Filter for the word "name" and keep each matching line.

⟨

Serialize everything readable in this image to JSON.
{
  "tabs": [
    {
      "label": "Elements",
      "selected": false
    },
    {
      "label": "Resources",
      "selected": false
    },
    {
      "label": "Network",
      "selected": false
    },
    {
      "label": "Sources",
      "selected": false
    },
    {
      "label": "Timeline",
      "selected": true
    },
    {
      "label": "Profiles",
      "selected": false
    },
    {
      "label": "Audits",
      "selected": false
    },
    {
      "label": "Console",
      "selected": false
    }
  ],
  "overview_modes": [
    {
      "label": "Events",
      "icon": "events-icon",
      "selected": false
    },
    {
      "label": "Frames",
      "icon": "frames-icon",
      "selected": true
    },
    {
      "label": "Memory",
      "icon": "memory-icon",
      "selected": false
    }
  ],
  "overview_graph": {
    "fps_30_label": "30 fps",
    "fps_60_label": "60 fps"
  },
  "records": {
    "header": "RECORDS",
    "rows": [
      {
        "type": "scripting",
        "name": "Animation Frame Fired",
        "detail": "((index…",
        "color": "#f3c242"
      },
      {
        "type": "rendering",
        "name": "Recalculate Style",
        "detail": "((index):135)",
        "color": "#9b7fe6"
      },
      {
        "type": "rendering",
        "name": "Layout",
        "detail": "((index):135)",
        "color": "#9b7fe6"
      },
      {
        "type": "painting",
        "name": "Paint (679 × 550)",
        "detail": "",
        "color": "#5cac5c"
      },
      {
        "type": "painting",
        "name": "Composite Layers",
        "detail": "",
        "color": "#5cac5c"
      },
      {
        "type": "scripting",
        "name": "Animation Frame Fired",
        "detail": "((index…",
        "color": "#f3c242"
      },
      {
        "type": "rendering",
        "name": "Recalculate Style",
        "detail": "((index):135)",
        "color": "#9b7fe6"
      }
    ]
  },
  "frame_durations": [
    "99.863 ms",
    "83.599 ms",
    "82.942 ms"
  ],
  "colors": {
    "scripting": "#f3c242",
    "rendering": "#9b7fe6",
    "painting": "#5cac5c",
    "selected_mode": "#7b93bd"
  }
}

⟩

• **REPLY TO THE TASK**
        "name": "Animation Frame Fired",
        "name": "Recalculate Style",
        "name": "Layout",
        "name": "Paint (679 × 550)",
        "name": "Composite Layers",
        "name": "Animation Frame Fired",
        "name": "Recalculate Style",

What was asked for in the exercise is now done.